▶ [Parts of the exercise]:
(1) Translate this sentence from the forum thread on domain transfer codes into Spanish: "I haven't actually had to transfer a domain since it was implemented."
(2) Please carry the forum thread on domain transfer codes forward from its last sentence.

▶ [Given passage]:
════════════════

# Auth Info Code - ???



## flopspop (Oct 16, 2007)

I'm trying to move a domain that I bought from webnamesolutions to my hosting company, Netfirms. In order to do that, Netfirms tells me that I need the AUTH INFO CODE to complete the transfer. They say that webnamesolutions should provide me with that code, but after multiple requests, I have no code...

Can anyone tell me what that is and if there's a way to transfer a domain from one company to another without it?

By the way, I'm new to ecommerce, so if this is a silly question, please bear with me... and remember, there are no silly questions, only silly people!

thanks for any help!
Flopspop


----------



## Solmu (Aug 15, 2005)

As far as I know it's the new system for domain transfers, intended to add an extra layer of security. I haven't actually had to transfer a domain since it was implemented. As far as I understand it, basically you request the code from your current registrar, then request a domain transfer from the new registrar, and put the auth code in there. It should all be automated: you should be able to log into a control panel with your current registrar and get the code.

════════════════

▶ [Supplied information]:
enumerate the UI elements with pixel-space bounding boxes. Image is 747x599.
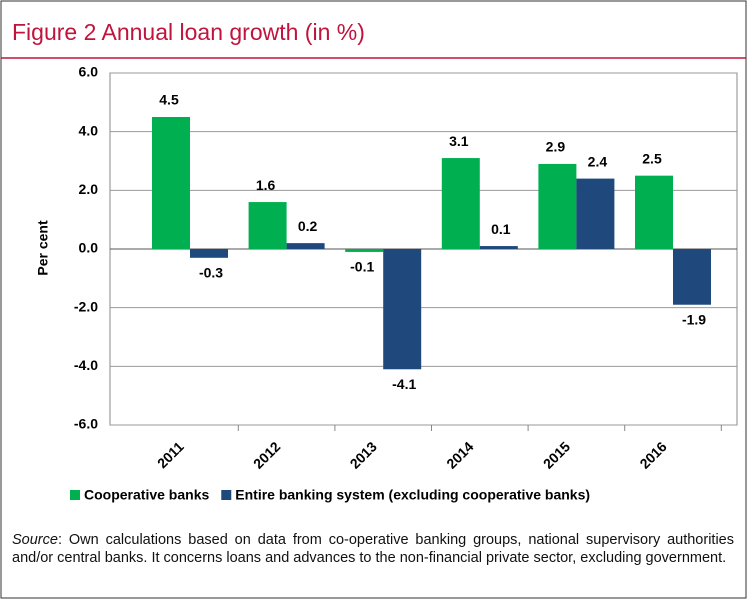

════════════════

▶ [Written responses]:
(1) En realidad no he tenido que transferir un dominio desde que se implementó.

(2)
----------



## queerrep (Jul 18, 2006)

Yes, I've been through this. You have to actually call your current web host to get the authorization code. They make you call so they can give you a guilt trip about taking your business away from them. They may offer you a lower rate to stay with them.  At least that was my experience with my old web host.


----------



## Rodney (Nov 3, 2004)

Also keep in mind that you don't need to TRANSFER the domain name in order to HOST the domain name at a new host.

All you need to do to HOST the domain name at the new host netfirms is to login to webnamesolutions and change the NAMESERVERS to point to Netfirms servers.

But if you do WANT to change where you manage and pay for the domain name (that's what a transfer does), then you login to the webnamesolutions control panel and look for the authorization or EPP code. If you can't find it, call them and ask for it.

This was added recently as an extra layer of security so people can't steal your domain name away from you by transferring it to themselves without your permission.

Looking at the pricing at webnamesolutions.com ($25 per year for a domain name), you're definitely paying too much there, so it could be a good idea to transfer the domain to the lower priced netfirms.


----------



## Yofie (Nov 5, 2007)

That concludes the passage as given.